* _Stated problem_
Without the pictures, reproduce the records that follow exactly.

-----

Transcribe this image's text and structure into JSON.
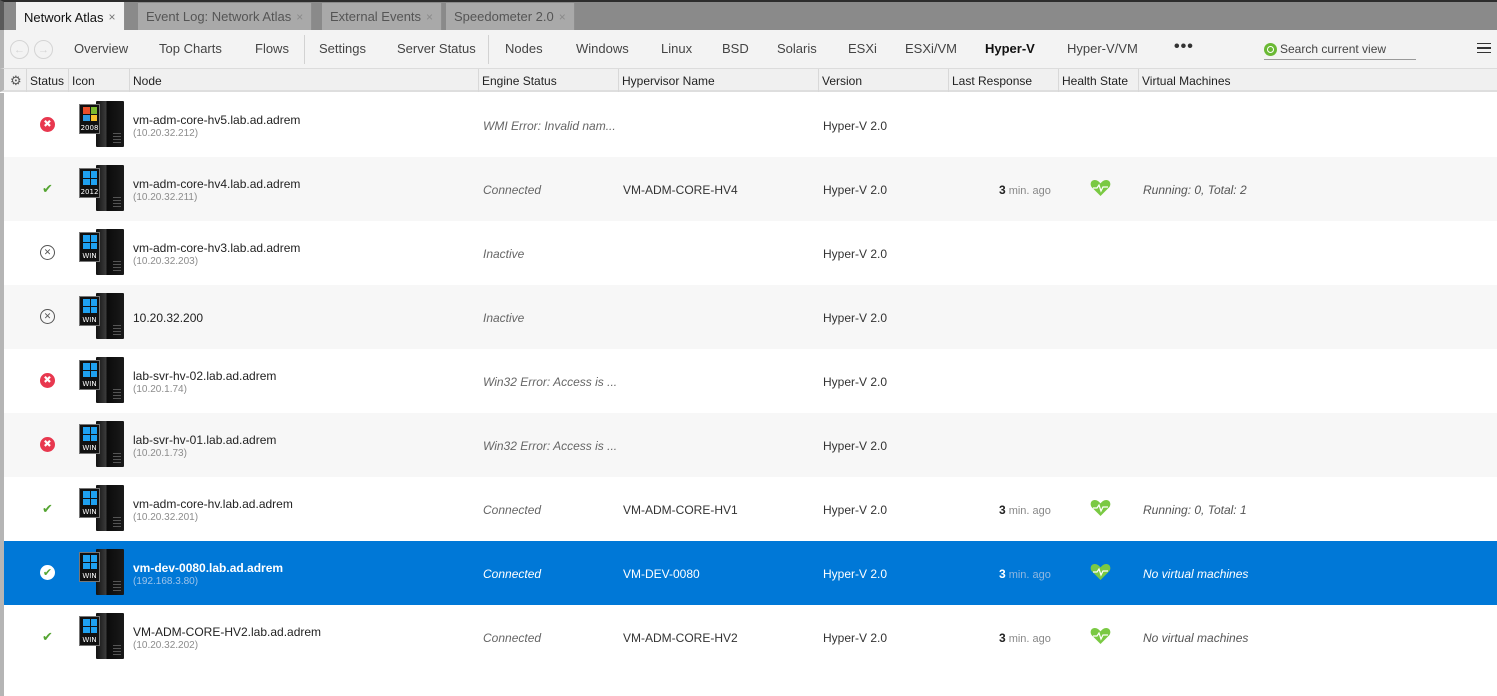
{
  "tabs": [
    {
      "label": "Network Atlas",
      "active": true
    },
    {
      "label": "Event Log: Network Atlas",
      "active": false
    },
    {
      "label": "External Events",
      "active": false
    },
    {
      "label": "Speedometer 2.0",
      "active": false
    }
  ],
  "tab_close_glyph": "×",
  "nav": {
    "back_glyph": "←",
    "forward_glyph": "→",
    "links": [
      {
        "label": "Overview"
      },
      {
        "label": "Top Charts"
      },
      {
        "label": "Flows"
      },
      {
        "label": "Settings"
      },
      {
        "label": "Server Status"
      },
      {
        "label": "Nodes"
      },
      {
        "label": "Windows"
      },
      {
        "label": "Linux"
      },
      {
        "label": "BSD"
      },
      {
        "label": "Solaris"
      },
      {
        "label": "ESXi"
      },
      {
        "label": "ESXi/VM"
      },
      {
        "label": "Hyper-V",
        "active": true
      },
      {
        "label": "Hyper-V/VM"
      }
    ],
    "more_glyph": "•••",
    "search_placeholder": "Search current view"
  },
  "columns": [
    "Status",
    "Icon",
    "Node",
    "Engine Status",
    "Hypervisor Name",
    "Version",
    "Last Response",
    "Health State",
    "Virtual Machines"
  ],
  "settings_glyph": "⚙",
  "rows": [
    {
      "status": "error",
      "os": "2008",
      "node": "vm-adm-core-hv5.lab.ad.adrem",
      "ip": "(10.20.32.212)",
      "engine": "WMI Error: Invalid nam...",
      "hypervisor": "",
      "version": "Hyper-V 2.0",
      "last_num": "",
      "last_unit": "",
      "health": false,
      "vms": ""
    },
    {
      "status": "ok",
      "os": "2012",
      "node": "vm-adm-core-hv4.lab.ad.adrem",
      "ip": "(10.20.32.211)",
      "engine": "Connected",
      "hypervisor": "VM-ADM-CORE-HV4",
      "version": "Hyper-V 2.0",
      "last_num": "3",
      "last_unit": "min. ago",
      "health": true,
      "vms": "Running: 0, Total: 2"
    },
    {
      "status": "inactive",
      "os": "WIN",
      "node": "vm-adm-core-hv3.lab.ad.adrem",
      "ip": "(10.20.32.203)",
      "engine": "Inactive",
      "hypervisor": "",
      "version": "Hyper-V 2.0",
      "last_num": "",
      "last_unit": "",
      "health": false,
      "vms": ""
    },
    {
      "status": "inactive",
      "os": "WIN",
      "node": "10.20.32.200",
      "ip": "",
      "engine": "Inactive",
      "hypervisor": "",
      "version": "Hyper-V 2.0",
      "last_num": "",
      "last_unit": "",
      "health": false,
      "vms": ""
    },
    {
      "status": "error",
      "os": "WIN",
      "node": "lab-svr-hv-02.lab.ad.adrem",
      "ip": "(10.20.1.74)",
      "engine": "Win32 Error: Access is ...",
      "hypervisor": "",
      "version": "Hyper-V 2.0",
      "last_num": "",
      "last_unit": "",
      "health": false,
      "vms": ""
    },
    {
      "status": "error",
      "os": "WIN",
      "node": "lab-svr-hv-01.lab.ad.adrem",
      "ip": "(10.20.1.73)",
      "engine": "Win32 Error: Access is ...",
      "hypervisor": "",
      "version": "Hyper-V 2.0",
      "last_num": "",
      "last_unit": "",
      "health": false,
      "vms": ""
    },
    {
      "status": "ok",
      "os": "WIN",
      "node": "vm-adm-core-hv.lab.ad.adrem",
      "ip": "(10.20.32.201)",
      "engine": "Connected",
      "hypervisor": "VM-ADM-CORE-HV1",
      "version": "Hyper-V 2.0",
      "last_num": "3",
      "last_unit": "min. ago",
      "health": true,
      "vms": "Running: 0, Total: 1"
    },
    {
      "status": "ok",
      "os": "WIN",
      "node": "vm-dev-0080.lab.ad.adrem",
      "ip": "(192.168.3.80)",
      "engine": "Connected",
      "hypervisor": "VM-DEV-0080",
      "version": "Hyper-V 2.0",
      "last_num": "3",
      "last_unit": "min. ago",
      "health": true,
      "vms": "No virtual machines",
      "selected": true
    },
    {
      "status": "ok",
      "os": "WIN",
      "node": "VM-ADM-CORE-HV2.lab.ad.adrem",
      "ip": "(10.20.32.202)",
      "engine": "Connected",
      "hypervisor": "VM-ADM-CORE-HV2",
      "version": "Hyper-V 2.0",
      "last_num": "3",
      "last_unit": "min. ago",
      "health": true,
      "vms": "No virtual machines"
    }
  ],
  "colors": {
    "selection": "#0078d7",
    "error": "#e8384f",
    "ok": "#55a532",
    "health": "#7ac943",
    "search_accent": "#6ab934"
  }
}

-----

* _Response to this exercise_
Transcribe this image's text and structure into JSON.
{
  "tabs": [
    {
      "label": "Network Atlas",
      "active": true
    },
    {
      "label": "Event Log: Network Atlas",
      "active": false
    },
    {
      "label": "External Events",
      "active": false
    },
    {
      "label": "Speedometer 2.0",
      "active": false
    }
  ],
  "tab_close_glyph": "×",
  "nav": {
    "back_glyph": "←",
    "forward_glyph": "→",
    "links": [
      {
        "label": "Overview"
      },
      {
        "label": "Top Charts"
      },
      {
        "label": "Flows"
      },
      {
        "label": "Settings"
      },
      {
        "label": "Server Status"
      },
      {
        "label": "Nodes"
      },
      {
        "label": "Windows"
      },
      {
        "label": "Linux"
      },
      {
        "label": "BSD"
      },
      {
        "label": "Solaris"
      },
      {
        "label": "ESXi"
      },
      {
        "label": "ESXi/VM"
      },
      {
        "label": "Hyper-V",
        "active": true
      },
      {
        "label": "Hyper-V/VM"
      }
    ],
    "more_glyph": "•••",
    "search_placeholder": "Search current view"
  },
  "columns": [
    "Status",
    "Icon",
    "Node",
    "Engine Status",
    "Hypervisor Name",
    "Version",
    "Last Response",
    "Health State",
    "Virtual Machines"
  ],
  "settings_glyph": "⚙",
  "rows": [
    {
      "status": "error",
      "os": "2008",
      "node": "vm-adm-core-hv5.lab.ad.adrem",
      "ip": "(10.20.32.212)",
      "engine": "WMI Error: Invalid nam...",
      "hypervisor": "",
      "version": "Hyper-V 2.0",
      "last_num": "",
      "last_unit": "",
      "health": false,
      "vms": ""
    },
    {
      "status": "ok",
      "os": "2012",
      "node": "vm-adm-core-hv4.lab.ad.adrem",
      "ip": "(10.20.32.211)",
      "engine": "Connected",
      "hypervisor": "VM-ADM-CORE-HV4",
      "version": "Hyper-V 2.0",
      "last_num": "3",
      "last_unit": "min. ago",
      "health": true,
      "vms": "Running: 0, Total: 2"
    },
    {
      "status": "inactive",
      "os": "WIN",
      "node": "vm-adm-core-hv3.lab.ad.adrem",
      "ip": "(10.20.32.203)",
      "engine": "Inactive",
      "hypervisor": "",
      "version": "Hyper-V 2.0",
      "last_num": "",
      "last_unit": "",
      "health": false,
      "vms": ""
    },
    {
      "status": "inactive",
      "os": "WIN",
      "node": "10.20.32.200",
      "ip": "",
      "engine": "Inactive",
      "hypervisor": "",
      "version": "Hyper-V 2.0",
      "last_num": "",
      "last_unit": "",
      "health": false,
      "vms": ""
    },
    {
      "status": "error",
      "os": "WIN",
      "node": "lab-svr-hv-02.lab.ad.adrem",
      "ip": "(10.20.1.74)",
      "engine": "Win32 Error: Access is ...",
      "hypervisor": "",
      "version": "Hyper-V 2.0",
      "last_num": "",
      "last_unit": "",
      "health": false,
      "vms": ""
    },
    {
      "status": "error",
      "os": "WIN",
      "node": "lab-svr-hv-01.lab.ad.adrem",
      "ip": "(10.20.1.73)",
      "engine": "Win32 Error: Access is ...",
      "hypervisor": "",
      "version": "Hyper-V 2.0",
      "last_num": "",
      "last_unit": "",
      "health": false,
      "vms": ""
    },
    {
      "status": "ok",
      "os": "WIN",
      "node": "vm-adm-core-hv.lab.ad.adrem",
      "ip": "(10.20.32.201)",
      "engine": "Connected",
      "hypervisor": "VM-ADM-CORE-HV1",
      "version": "Hyper-V 2.0",
      "last_num": "3",
      "last_unit": "min. ago",
      "health": true,
      "vms": "Running: 0, Total: 1"
    },
    {
      "status": "ok",
      "os": "WIN",
      "node": "vm-dev-0080.lab.ad.adrem",
      "ip": "(192.168.3.80)",
      "engine": "Connected",
      "hypervisor": "VM-DEV-0080",
      "version": "Hyper-V 2.0",
      "last_num": "3",
      "last_unit": "min. ago",
      "health": true,
      "vms": "No virtual machines",
      "selected": true
    },
    {
      "status": "ok",
      "os": "WIN",
      "node": "VM-ADM-CORE-HV2.lab.ad.adrem",
      "ip": "(10.20.32.202)",
      "engine": "Connected",
      "hypervisor": "VM-ADM-CORE-HV2",
      "version": "Hyper-V 2.0",
      "last_num": "3",
      "last_unit": "min. ago",
      "health": true,
      "vms": "No virtual machines"
    }
  ],
  "colors": {
    "selection": "#0078d7",
    "error": "#e8384f",
    "ok": "#55a532",
    "health": "#7ac943",
    "search_accent": "#6ab934"
  }
}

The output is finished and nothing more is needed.